• _TASK STATEMENT_:
Transcribe each line of the entries below word for word, changing nothing.

• _PROVIDED DATA_:
/---

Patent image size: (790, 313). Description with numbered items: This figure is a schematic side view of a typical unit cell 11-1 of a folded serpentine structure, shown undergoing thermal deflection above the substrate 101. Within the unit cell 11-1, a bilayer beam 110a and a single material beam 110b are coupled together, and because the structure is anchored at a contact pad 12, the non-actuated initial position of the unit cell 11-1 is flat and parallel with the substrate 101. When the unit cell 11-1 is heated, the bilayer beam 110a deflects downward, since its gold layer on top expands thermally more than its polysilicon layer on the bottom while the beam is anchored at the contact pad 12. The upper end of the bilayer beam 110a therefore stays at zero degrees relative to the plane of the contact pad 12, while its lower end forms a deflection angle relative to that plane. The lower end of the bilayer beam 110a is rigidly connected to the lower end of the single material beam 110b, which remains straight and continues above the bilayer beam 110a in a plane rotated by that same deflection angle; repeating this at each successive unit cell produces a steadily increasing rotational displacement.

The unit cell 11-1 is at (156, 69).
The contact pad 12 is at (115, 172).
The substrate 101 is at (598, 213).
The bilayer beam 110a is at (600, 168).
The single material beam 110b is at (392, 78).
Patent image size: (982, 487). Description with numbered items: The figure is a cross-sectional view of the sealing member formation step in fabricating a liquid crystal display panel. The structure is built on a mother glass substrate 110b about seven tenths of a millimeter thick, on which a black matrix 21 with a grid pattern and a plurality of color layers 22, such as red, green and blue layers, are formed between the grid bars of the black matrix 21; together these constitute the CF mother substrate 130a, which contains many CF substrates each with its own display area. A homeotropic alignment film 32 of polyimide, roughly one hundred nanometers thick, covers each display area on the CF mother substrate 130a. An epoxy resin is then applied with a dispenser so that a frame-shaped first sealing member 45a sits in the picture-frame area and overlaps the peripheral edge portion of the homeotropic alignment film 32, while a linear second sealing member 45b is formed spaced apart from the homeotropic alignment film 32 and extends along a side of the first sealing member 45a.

\---

• _EXPECTED ANSWER_:
Patent image size: (790, 313). Description with numbered items: This figure is a schematic side view of a typical unit cell 11-1 of a folded serpentine structure, shown undergoing thermal deflection above the substrate 101. Within the unit cell 11-1, a bilayer beam 110a and a single material beam 110b are coupled together, and because the structure is anchored at a contact pad 12, the non-actuated initial position of the unit cell 11-1 is flat and parallel with the substrate 101. When the unit cell 11-1 is heated, the bilayer beam 110a deflects downward, since its gold layer on top expands thermally more than its polysilicon layer on the bottom while the beam is anchored at the contact pad 12. The upper end of the bilayer beam 110a therefore stays at zero degrees relative to the plane of the contact pad 12, while its lower end forms a deflection angle relative to that plane. The lower end of the bilayer beam 110a is rigidly connected to the lower end of the single material beam 110b, which remains straight and continues above the bilayer beam 110a in a plane rotated by that same deflection angle; repeating this at each successive unit cell produces a steadily increasing rotational displacement.

The unit cell 11-1 is at (156, 69).
The contact pad 12 is at (115, 172).
The substrate 101 is at (598, 213).
The bilayer beam 110a is at (600, 168).
The single material beam 110b is at (392, 78).
Patent image size: (982, 487). Description with numbered items: The figure is a cross-sectional view of the sealing member formation step in fabricating a liquid crystal display panel. The structure is built on a mother glass substrate 110b about seven tenths of a millimeter thick, on which a black matrix 21 with a grid pattern and a plurality of color layers 22, such as red, green and blue layers, are formed between the grid bars of the black matrix 21; together these constitute the CF mother substrate 130a, which contains many CF substrates each with its own display area. A homeotropic alignment film 32 of polyimide, roughly one hundred nanometers thick, covers each display area on the CF mother substrate 130a. An epoxy resin is then applied with a dispenser so that a frame-shaped first sealing member 45a sits in the picture-frame area and overlaps the peripheral edge portion of the homeotropic alignment film 32, while a linear second sealing member 45b is formed spaced apart from the homeotropic alignment film 32 and extends along a side of the first sealing member 45a.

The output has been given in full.